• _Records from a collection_

- - -

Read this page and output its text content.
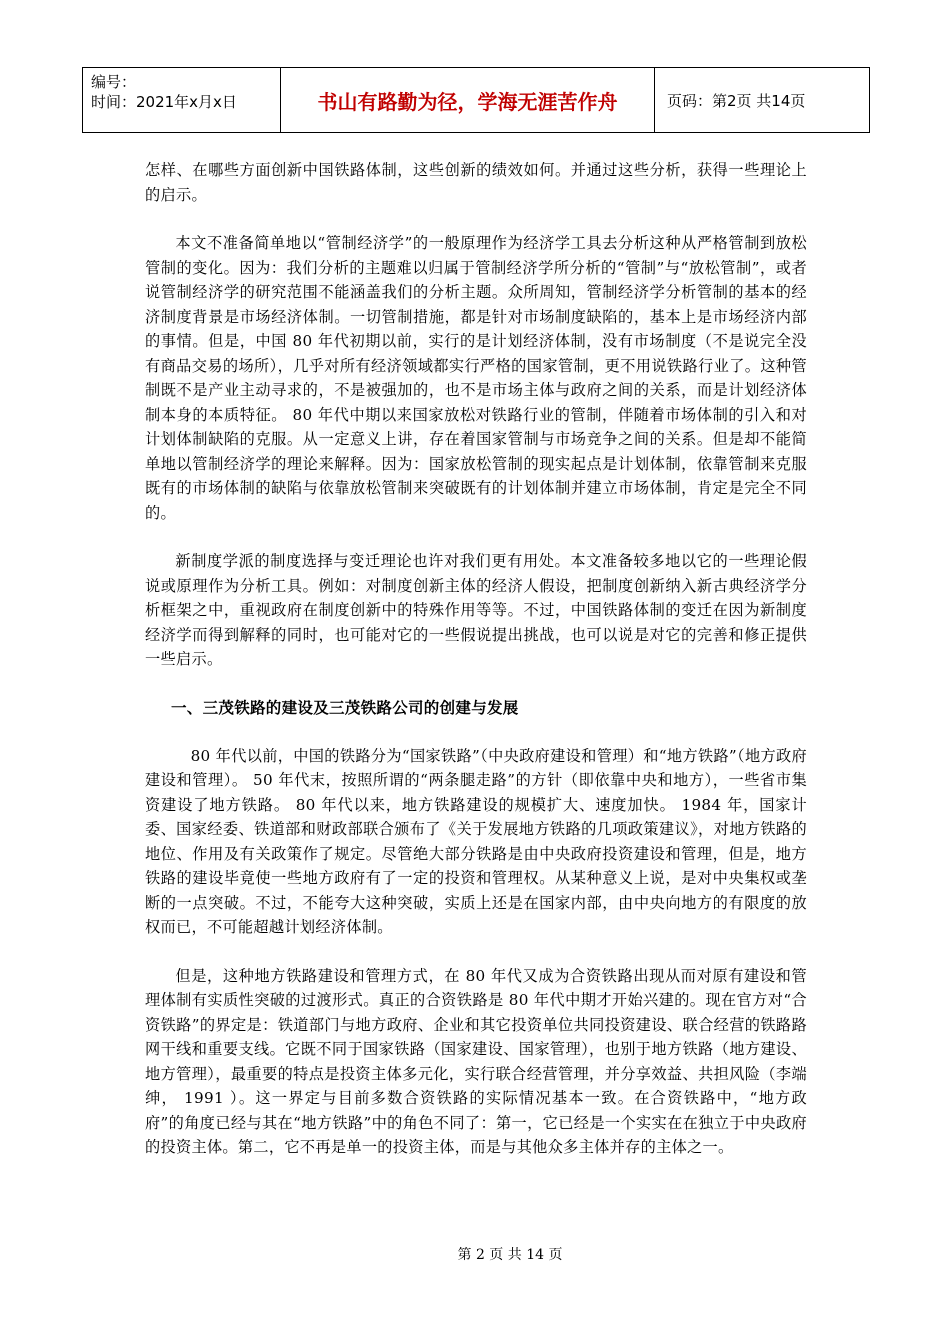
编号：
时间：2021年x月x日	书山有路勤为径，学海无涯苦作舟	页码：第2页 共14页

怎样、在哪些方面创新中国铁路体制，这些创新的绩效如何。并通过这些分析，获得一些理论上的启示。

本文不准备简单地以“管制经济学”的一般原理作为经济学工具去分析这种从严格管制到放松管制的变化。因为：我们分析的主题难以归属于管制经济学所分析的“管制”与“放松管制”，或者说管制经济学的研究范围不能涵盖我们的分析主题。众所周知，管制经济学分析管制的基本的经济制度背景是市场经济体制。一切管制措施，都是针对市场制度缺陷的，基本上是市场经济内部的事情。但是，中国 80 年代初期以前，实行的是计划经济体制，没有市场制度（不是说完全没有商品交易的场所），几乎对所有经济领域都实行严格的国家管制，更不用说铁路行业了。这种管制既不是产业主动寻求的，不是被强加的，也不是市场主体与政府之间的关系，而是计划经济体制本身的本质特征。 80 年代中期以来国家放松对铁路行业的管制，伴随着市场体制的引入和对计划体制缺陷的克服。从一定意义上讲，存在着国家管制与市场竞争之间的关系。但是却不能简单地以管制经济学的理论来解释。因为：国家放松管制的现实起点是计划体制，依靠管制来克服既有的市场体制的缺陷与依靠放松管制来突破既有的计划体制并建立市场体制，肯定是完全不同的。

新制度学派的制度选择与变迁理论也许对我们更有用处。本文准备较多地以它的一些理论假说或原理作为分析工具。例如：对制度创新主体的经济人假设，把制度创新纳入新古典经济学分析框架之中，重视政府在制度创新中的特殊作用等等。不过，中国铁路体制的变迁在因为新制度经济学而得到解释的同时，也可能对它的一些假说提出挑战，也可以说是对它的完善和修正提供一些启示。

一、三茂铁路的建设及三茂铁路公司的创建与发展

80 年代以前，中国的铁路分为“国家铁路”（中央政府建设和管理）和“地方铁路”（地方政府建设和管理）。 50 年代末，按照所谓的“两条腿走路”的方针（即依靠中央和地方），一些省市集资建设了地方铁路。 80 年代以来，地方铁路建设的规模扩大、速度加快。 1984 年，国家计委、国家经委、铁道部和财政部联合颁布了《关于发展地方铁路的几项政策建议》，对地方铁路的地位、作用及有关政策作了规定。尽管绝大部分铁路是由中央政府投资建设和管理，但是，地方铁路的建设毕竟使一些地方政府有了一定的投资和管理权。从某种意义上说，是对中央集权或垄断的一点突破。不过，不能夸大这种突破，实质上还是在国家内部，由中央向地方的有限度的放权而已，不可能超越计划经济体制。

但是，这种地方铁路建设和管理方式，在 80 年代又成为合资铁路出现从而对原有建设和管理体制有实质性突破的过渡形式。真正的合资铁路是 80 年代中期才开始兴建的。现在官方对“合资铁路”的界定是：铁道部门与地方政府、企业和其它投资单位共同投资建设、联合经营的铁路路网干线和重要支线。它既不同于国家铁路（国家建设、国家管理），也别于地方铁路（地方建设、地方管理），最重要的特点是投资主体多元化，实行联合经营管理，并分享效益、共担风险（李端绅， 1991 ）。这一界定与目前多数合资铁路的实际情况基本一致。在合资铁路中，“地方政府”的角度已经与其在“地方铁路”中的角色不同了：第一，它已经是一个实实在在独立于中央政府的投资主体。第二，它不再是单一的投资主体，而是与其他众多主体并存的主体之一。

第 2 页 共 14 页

- - -

• _Set task_
Except for the pictures, copy every line of the records above exactly.

• _Final result_
Read this page and output its text content.
编号：
时间：2021年x月x日	书山有路勤为径，学海无涯苦作舟	页码：第2页 共14页

怎样、在哪些方面创新中国铁路体制，这些创新的绩效如何。并通过这些分析，获得一些理论上的启示。

本文不准备简单地以“管制经济学”的一般原理作为经济学工具去分析这种从严格管制到放松管制的变化。因为：我们分析的主题难以归属于管制经济学所分析的“管制”与“放松管制”，或者说管制经济学的研究范围不能涵盖我们的分析主题。众所周知，管制经济学分析管制的基本的经济制度背景是市场经济体制。一切管制措施，都是针对市场制度缺陷的，基本上是市场经济内部的事情。但是，中国 80 年代初期以前，实行的是计划经济体制，没有市场制度（不是说完全没有商品交易的场所），几乎对所有经济领域都实行严格的国家管制，更不用说铁路行业了。这种管制既不是产业主动寻求的，不是被强加的，也不是市场主体与政府之间的关系，而是计划经济体制本身的本质特征。 80 年代中期以来国家放松对铁路行业的管制，伴随着市场体制的引入和对计划体制缺陷的克服。从一定意义上讲，存在着国家管制与市场竞争之间的关系。但是却不能简单地以管制经济学的理论来解释。因为：国家放松管制的现实起点是计划体制，依靠管制来克服既有的市场体制的缺陷与依靠放松管制来突破既有的计划体制并建立市场体制，肯定是完全不同的。

新制度学派的制度选择与变迁理论也许对我们更有用处。本文准备较多地以它的一些理论假说或原理作为分析工具。例如：对制度创新主体的经济人假设，把制度创新纳入新古典经济学分析框架之中，重视政府在制度创新中的特殊作用等等。不过，中国铁路体制的变迁在因为新制度经济学而得到解释的同时，也可能对它的一些假说提出挑战，也可以说是对它的完善和修正提供一些启示。

一、三茂铁路的建设及三茂铁路公司的创建与发展

80 年代以前，中国的铁路分为“国家铁路”（中央政府建设和管理）和“地方铁路”（地方政府建设和管理）。 50 年代末，按照所谓的“两条腿走路”的方针（即依靠中央和地方），一些省市集资建设了地方铁路。 80 年代以来，地方铁路建设的规模扩大、速度加快。 1984 年，国家计委、国家经委、铁道部和财政部联合颁布了《关于发展地方铁路的几项政策建议》，对地方铁路的地位、作用及有关政策作了规定。尽管绝大部分铁路是由中央政府投资建设和管理，但是，地方铁路的建设毕竟使一些地方政府有了一定的投资和管理权。从某种意义上说，是对中央集权或垄断的一点突破。不过，不能夸大这种突破，实质上还是在国家内部，由中央向地方的有限度的放权而已，不可能超越计划经济体制。

但是，这种地方铁路建设和管理方式，在 80 年代又成为合资铁路出现从而对原有建设和管理体制有实质性突破的过渡形式。真正的合资铁路是 80 年代中期才开始兴建的。现在官方对“合资铁路”的界定是：铁道部门与地方政府、企业和其它投资单位共同投资建设、联合经营的铁路路网干线和重要支线。它既不同于国家铁路（国家建设、国家管理），也别于地方铁路（地方建设、地方管理），最重要的特点是投资主体多元化，实行联合经营管理，并分享效益、共担风险（李端绅， 1991 ）。这一界定与目前多数合资铁路的实际情况基本一致。在合资铁路中，“地方政府”的角度已经与其在“地方铁路”中的角色不同了：第一，它已经是一个实实在在独立于中央政府的投资主体。第二，它不再是单一的投资主体，而是与其他众多主体并存的主体之一。

第 2 页 共 14 页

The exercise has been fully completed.